Repeat the records exactly. Every line must match.

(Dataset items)
::::::::::
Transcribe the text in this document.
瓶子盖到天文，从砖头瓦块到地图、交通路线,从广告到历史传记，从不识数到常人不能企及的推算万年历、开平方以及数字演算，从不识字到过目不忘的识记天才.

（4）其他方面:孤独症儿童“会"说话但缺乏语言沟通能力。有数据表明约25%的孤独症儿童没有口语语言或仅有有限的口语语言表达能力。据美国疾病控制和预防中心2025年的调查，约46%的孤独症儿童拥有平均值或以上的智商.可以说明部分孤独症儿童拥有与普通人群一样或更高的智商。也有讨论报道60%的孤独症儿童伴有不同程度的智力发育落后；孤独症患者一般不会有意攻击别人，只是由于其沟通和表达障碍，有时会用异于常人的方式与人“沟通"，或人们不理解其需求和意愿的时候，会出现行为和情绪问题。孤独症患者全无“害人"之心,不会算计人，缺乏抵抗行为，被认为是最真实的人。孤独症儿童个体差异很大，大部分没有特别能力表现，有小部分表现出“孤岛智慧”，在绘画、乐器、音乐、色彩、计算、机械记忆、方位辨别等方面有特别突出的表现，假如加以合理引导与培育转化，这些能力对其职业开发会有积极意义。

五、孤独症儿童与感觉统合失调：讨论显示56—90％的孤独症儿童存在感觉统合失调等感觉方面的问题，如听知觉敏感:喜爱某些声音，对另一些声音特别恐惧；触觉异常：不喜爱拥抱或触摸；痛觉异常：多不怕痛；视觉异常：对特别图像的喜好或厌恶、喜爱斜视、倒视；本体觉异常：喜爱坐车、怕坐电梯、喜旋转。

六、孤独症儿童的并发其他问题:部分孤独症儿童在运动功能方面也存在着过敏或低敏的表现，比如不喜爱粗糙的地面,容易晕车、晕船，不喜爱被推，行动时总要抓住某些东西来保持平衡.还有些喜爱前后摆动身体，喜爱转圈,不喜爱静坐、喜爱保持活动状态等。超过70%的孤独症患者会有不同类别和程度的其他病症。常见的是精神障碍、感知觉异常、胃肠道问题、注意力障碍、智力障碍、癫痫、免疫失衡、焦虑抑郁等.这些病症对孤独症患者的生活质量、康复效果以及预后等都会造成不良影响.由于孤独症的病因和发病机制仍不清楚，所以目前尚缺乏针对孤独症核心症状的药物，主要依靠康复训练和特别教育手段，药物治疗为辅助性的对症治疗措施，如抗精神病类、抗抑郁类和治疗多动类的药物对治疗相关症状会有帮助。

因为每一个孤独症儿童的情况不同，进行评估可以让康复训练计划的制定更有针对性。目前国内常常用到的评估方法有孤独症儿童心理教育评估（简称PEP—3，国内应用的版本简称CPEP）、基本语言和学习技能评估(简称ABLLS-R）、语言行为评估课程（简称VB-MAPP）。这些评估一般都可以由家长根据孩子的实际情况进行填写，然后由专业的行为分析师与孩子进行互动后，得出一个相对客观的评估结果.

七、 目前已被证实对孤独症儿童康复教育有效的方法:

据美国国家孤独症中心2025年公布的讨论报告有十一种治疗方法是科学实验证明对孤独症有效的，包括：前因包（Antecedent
::::::::::
# Answer to the problem
Transcribe the text in this document.
瓶子盖到天文，从砖头瓦块到地图、交通路线,从广告到历史传记，从不识数到常人不能企及的推算万年历、开平方以及数字演算，从不识字到过目不忘的识记天才.

（4）其他方面:孤独症儿童“会"说话但缺乏语言沟通能力。有数据表明约25%的孤独症儿童没有口语语言或仅有有限的口语语言表达能力。据美国疾病控制和预防中心2025年的调查，约46%的孤独症儿童拥有平均值或以上的智商.可以说明部分孤独症儿童拥有与普通人群一样或更高的智商。也有讨论报道60%的孤独症儿童伴有不同程度的智力发育落后；孤独症患者一般不会有意攻击别人，只是由于其沟通和表达障碍，有时会用异于常人的方式与人“沟通"，或人们不理解其需求和意愿的时候，会出现行为和情绪问题。孤独症患者全无“害人"之心,不会算计人，缺乏抵抗行为，被认为是最真实的人。孤独症儿童个体差异很大，大部分没有特别能力表现，有小部分表现出“孤岛智慧”，在绘画、乐器、音乐、色彩、计算、机械记忆、方位辨别等方面有特别突出的表现，假如加以合理引导与培育转化，这些能力对其职业开发会有积极意义。

五、孤独症儿童与感觉统合失调：讨论显示56—90％的孤独症儿童存在感觉统合失调等感觉方面的问题，如听知觉敏感:喜爱某些声音，对另一些声音特别恐惧；触觉异常：不喜爱拥抱或触摸；痛觉异常：多不怕痛；视觉异常：对特别图像的喜好或厌恶、喜爱斜视、倒视；本体觉异常：喜爱坐车、怕坐电梯、喜旋转。

六、孤独症儿童的并发其他问题:部分孤独症儿童在运动功能方面也存在着过敏或低敏的表现，比如不喜爱粗糙的地面,容易晕车、晕船，不喜爱被推，行动时总要抓住某些东西来保持平衡.还有些喜爱前后摆动身体，喜爱转圈,不喜爱静坐、喜爱保持活动状态等。超过70%的孤独症患者会有不同类别和程度的其他病症。常见的是精神障碍、感知觉异常、胃肠道问题、注意力障碍、智力障碍、癫痫、免疫失衡、焦虑抑郁等.这些病症对孤独症患者的生活质量、康复效果以及预后等都会造成不良影响.由于孤独症的病因和发病机制仍不清楚，所以目前尚缺乏针对孤独症核心症状的药物，主要依靠康复训练和特别教育手段，药物治疗为辅助性的对症治疗措施，如抗精神病类、抗抑郁类和治疗多动类的药物对治疗相关症状会有帮助。

因为每一个孤独症儿童的情况不同，进行评估可以让康复训练计划的制定更有针对性。目前国内常常用到的评估方法有孤独症儿童心理教育评估（简称PEP—3，国内应用的版本简称CPEP）、基本语言和学习技能评估(简称ABLLS-R）、语言行为评估课程（简称VB-MAPP）。这些评估一般都可以由家长根据孩子的实际情况进行填写，然后由专业的行为分析师与孩子进行互动后，得出一个相对客观的评估结果.

七、 目前已被证实对孤独症儿童康复教育有效的方法:

据美国国家孤独症中心2025年公布的讨论报告有十一种治疗方法是科学实验证明对孤独症有效的，包括：前因包（Antecedent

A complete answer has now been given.